··· ENTRIES
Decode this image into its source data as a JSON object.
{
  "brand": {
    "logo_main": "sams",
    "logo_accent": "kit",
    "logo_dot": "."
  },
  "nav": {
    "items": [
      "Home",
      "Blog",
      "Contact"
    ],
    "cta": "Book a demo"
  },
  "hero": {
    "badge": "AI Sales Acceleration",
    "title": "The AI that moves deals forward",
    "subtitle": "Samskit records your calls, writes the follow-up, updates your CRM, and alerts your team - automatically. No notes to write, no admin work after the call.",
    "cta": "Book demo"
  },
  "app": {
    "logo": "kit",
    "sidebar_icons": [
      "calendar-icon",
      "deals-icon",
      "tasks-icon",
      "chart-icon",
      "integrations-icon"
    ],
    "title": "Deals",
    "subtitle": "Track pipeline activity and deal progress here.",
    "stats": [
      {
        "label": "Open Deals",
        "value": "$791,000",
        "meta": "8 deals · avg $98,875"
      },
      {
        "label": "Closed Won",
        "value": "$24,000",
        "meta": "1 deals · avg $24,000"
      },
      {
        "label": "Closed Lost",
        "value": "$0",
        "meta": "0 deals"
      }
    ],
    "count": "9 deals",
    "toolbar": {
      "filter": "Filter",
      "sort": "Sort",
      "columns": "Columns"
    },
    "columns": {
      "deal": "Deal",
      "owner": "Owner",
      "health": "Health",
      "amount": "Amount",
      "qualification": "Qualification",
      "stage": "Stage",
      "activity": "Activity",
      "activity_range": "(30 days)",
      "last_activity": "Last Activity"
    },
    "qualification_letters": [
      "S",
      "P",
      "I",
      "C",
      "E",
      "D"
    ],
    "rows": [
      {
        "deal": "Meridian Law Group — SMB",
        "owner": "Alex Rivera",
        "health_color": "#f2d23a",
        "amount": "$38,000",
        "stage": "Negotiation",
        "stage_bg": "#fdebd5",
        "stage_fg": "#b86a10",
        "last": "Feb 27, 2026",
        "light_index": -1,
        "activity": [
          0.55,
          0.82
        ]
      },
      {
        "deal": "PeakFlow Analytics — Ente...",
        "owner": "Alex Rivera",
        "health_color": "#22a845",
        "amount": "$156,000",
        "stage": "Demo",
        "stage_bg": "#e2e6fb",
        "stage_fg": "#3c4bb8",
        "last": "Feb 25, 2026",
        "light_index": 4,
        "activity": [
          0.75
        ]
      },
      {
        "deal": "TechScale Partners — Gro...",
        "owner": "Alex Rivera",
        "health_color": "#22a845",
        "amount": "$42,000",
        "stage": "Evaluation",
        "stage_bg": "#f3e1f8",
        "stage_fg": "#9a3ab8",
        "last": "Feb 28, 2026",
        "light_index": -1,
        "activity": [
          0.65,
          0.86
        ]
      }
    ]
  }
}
······
Print the entries exactly. Include every one.

Decode this image into its source data as a JSON object.
{
  "brand": {
    "logo_main": "sams",
    "logo_accent": "kit",
    "logo_dot": "."
  },
  "nav": {
    "items": [
      "Home",
      "Blog",
      "Contact"
    ],
    "cta": "Book a demo"
  },
  "hero": {
    "badge": "AI Sales Acceleration",
    "title": "The AI that moves deals forward",
    "subtitle": "Samskit records your calls, writes the follow-up, updates your CRM, and alerts your team - automatically. No notes to write, no admin work after the call.",
    "cta": "Book demo"
  },
  "app": {
    "logo": "kit",
    "sidebar_icons": [
      "calendar-icon",
      "deals-icon",
      "tasks-icon",
      "chart-icon",
      "integrations-icon"
    ],
    "title": "Deals",
    "subtitle": "Track pipeline activity and deal progress here.",
    "stats": [
      {
        "label": "Open Deals",
        "value": "$791,000",
        "meta": "8 deals · avg $98,875"
      },
      {
        "label": "Closed Won",
        "value": "$24,000",
        "meta": "1 deals · avg $24,000"
      },
      {
        "label": "Closed Lost",
        "value": "$0",
        "meta": "0 deals"
      }
    ],
    "count": "9 deals",
    "toolbar": {
      "filter": "Filter",
      "sort": "Sort",
      "columns": "Columns"
    },
    "columns": {
      "deal": "Deal",
      "owner": "Owner",
      "health": "Health",
      "amount": "Amount",
      "qualification": "Qualification",
      "stage": "Stage",
      "activity": "Activity",
      "activity_range": "(30 days)",
      "last_activity": "Last Activity"
    },
    "qualification_letters": [
      "S",
      "P",
      "I",
      "C",
      "E",
      "D"
    ],
    "rows": [
      {
        "deal": "Meridian Law Group — SMB",
        "owner": "Alex Rivera",
        "health_color": "#f2d23a",
        "amount": "$38,000",
        "stage": "Negotiation",
        "stage_bg": "#fdebd5",
        "stage_fg": "#b86a10",
        "last": "Feb 27, 2026",
        "light_index": -1,
        "activity": [
          0.55,
          0.82
        ]
      },
      {
        "deal": "PeakFlow Analytics — Ente...",
        "owner": "Alex Rivera",
        "health_color": "#22a845",
        "amount": "$156,000",
        "stage": "Demo",
        "stage_bg": "#e2e6fb",
        "stage_fg": "#3c4bb8",
        "last": "Feb 25, 2026",
        "light_index": 4,
        "activity": [
          0.75
        ]
      },
      {
        "deal": "TechScale Partners — Gro...",
        "owner": "Alex Rivera",
        "health_color": "#22a845",
        "amount": "$42,000",
        "stage": "Evaluation",
        "stage_bg": "#f3e1f8",
        "stage_fg": "#9a3ab8",
        "last": "Feb 28, 2026",
        "light_index": -1,
        "activity": [
          0.65,
          0.86
        ]
      }
    ]
  }
}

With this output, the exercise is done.